» PASSAGE SHOWN
══════════
Reyes, relying on a split decision by the Ninth Circuit in Ho v. Carey (9th Cir. 2003) 332 F.3d 587, 592 (Ho), argues the error requires reversal. While we agree with Reyes that the majority decision in Ho supports his argument, we find the Ho majority's reasoning to be flawed and disagree with its conclusion.
In Ho, the defendant, after an angry physical and verbal exchange with the victim, shot the victim three times. The defendant claimed he thought the victim was reaching for a weapon and fired in self-defense. The trial court instructed the jury:
"The crime of murder in the second degree–in the crime charged, murder in the second degree based on implied malice, this instruction applies.
"There must exist a union or joint operation of act or conduct and general criminal intent. To constitute general criminal intent, it is not necessary that there should exist an intent to violate the law. When a person intentionally does that which the law declares to be a crime, he or she is acting with general criminal intent even though he or she may not know his act or conduct is unlawful.
"That applies only to murder in the second degree based on the theory of implied malice, and I'll write that down in the form for you." (Ho, supra, 332 F.3d at p. 591, italics omitted.)
══════════
» RAW DATA

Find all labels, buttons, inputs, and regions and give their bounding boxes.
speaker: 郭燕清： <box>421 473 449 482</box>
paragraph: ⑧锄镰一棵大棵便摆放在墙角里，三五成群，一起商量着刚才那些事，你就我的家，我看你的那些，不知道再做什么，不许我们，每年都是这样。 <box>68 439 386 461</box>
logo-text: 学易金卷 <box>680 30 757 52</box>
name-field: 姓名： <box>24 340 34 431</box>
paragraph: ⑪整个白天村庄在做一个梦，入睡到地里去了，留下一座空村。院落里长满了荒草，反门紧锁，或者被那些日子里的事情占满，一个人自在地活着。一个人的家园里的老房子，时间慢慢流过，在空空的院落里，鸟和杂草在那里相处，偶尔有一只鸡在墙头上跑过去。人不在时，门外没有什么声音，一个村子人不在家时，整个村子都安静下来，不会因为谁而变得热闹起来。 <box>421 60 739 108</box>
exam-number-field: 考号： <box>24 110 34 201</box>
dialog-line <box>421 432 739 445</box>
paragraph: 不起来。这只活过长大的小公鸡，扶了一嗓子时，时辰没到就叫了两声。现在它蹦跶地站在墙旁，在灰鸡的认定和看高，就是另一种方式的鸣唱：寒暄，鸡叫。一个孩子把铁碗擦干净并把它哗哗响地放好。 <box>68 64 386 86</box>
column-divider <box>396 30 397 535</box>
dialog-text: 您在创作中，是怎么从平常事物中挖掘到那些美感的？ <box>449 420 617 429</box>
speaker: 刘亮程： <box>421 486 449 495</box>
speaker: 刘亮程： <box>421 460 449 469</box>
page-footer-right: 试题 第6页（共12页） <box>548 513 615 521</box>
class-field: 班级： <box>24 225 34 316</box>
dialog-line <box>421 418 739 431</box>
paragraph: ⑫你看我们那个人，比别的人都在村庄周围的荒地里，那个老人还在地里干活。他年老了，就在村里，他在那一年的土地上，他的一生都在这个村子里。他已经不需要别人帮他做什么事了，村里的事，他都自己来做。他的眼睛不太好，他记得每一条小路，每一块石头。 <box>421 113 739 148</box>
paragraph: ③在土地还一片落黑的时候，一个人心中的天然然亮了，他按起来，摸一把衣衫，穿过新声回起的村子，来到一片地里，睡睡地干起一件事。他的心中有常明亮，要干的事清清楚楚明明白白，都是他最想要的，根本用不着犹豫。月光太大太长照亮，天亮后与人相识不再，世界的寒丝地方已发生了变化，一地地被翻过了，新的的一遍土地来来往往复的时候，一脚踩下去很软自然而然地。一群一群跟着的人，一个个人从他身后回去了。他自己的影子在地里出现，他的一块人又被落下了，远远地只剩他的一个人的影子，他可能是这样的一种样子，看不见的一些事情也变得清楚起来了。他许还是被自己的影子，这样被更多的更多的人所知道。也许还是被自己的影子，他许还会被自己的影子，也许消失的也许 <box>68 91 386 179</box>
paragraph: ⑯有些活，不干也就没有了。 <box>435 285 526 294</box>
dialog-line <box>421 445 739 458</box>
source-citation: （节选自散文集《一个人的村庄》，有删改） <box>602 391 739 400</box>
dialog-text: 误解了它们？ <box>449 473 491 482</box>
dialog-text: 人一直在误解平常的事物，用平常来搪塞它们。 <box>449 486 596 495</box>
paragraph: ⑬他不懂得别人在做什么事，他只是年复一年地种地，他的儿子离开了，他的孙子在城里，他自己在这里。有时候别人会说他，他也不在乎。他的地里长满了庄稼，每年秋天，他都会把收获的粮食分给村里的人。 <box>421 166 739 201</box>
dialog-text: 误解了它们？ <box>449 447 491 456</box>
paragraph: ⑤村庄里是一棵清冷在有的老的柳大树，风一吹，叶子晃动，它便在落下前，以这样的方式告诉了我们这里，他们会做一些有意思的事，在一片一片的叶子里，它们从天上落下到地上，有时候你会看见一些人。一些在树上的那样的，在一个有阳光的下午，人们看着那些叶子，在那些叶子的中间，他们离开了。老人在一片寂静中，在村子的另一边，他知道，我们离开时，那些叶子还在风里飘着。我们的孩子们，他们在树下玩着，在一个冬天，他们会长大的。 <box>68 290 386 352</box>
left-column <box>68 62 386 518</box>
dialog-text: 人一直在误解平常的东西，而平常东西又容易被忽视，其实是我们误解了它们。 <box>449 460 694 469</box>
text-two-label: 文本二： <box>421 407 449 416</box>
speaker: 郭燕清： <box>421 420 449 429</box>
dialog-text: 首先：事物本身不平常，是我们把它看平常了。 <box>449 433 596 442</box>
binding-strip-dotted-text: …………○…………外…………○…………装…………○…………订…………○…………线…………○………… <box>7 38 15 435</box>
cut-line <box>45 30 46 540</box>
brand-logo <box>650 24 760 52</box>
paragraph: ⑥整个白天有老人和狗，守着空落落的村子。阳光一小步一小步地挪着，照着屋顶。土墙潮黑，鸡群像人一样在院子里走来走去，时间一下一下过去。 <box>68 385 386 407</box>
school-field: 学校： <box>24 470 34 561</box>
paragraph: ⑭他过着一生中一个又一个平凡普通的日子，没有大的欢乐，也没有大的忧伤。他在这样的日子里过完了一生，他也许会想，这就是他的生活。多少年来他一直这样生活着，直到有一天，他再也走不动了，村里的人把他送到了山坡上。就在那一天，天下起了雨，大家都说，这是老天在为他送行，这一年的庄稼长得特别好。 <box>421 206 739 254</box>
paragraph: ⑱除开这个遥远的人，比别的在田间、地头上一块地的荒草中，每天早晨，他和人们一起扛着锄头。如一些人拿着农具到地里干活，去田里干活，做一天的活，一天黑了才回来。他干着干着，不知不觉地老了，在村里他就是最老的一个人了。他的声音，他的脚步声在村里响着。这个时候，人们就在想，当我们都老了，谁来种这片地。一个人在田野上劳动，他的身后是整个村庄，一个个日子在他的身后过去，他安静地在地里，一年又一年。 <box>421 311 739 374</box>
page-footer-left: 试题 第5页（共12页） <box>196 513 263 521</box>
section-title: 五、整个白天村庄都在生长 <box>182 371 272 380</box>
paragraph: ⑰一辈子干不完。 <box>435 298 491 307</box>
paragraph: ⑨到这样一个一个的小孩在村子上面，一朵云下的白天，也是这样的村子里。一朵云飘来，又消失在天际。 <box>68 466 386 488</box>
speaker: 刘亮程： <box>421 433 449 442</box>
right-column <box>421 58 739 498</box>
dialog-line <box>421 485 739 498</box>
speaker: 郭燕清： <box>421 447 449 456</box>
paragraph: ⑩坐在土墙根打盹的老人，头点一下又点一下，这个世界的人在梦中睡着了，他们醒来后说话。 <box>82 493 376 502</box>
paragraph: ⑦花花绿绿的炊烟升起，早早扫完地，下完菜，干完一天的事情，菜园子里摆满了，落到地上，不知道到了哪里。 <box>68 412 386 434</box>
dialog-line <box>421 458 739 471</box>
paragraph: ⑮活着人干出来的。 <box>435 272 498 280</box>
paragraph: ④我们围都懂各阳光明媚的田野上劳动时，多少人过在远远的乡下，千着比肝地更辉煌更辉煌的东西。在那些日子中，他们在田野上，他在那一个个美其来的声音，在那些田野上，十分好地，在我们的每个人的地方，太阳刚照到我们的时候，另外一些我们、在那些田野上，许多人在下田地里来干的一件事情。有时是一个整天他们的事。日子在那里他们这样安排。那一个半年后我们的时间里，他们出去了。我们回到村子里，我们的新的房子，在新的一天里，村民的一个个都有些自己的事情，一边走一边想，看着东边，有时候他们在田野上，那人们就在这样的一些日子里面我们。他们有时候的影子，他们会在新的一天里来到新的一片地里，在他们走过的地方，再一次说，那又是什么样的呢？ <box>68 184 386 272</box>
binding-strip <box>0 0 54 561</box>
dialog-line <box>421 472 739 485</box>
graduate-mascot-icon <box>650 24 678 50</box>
══════════
» WRITTEN INSTRUCTION A
Please translate this sentence from the passage on Ho v. Carey into Spanish: "The defendant claimed he thought the victim was reaching for a weapon and fired in self-defense."
» WRITTEN INSTRUCTION B
According to the passage on Ho v. Carey, how many times did the defendant in Ho shoot the victim?
» WRITTEN INSTRUCTION C
List every page number of volume 332 of F.3d that the passage on Ho v. Carey cites.

» RESULT A
El acusado afirmó que creía que la víctima estaba echando mano de un arma y disparó en legítima defensa.

» RESULT B
Three times.

» RESULT C
587, 592, 591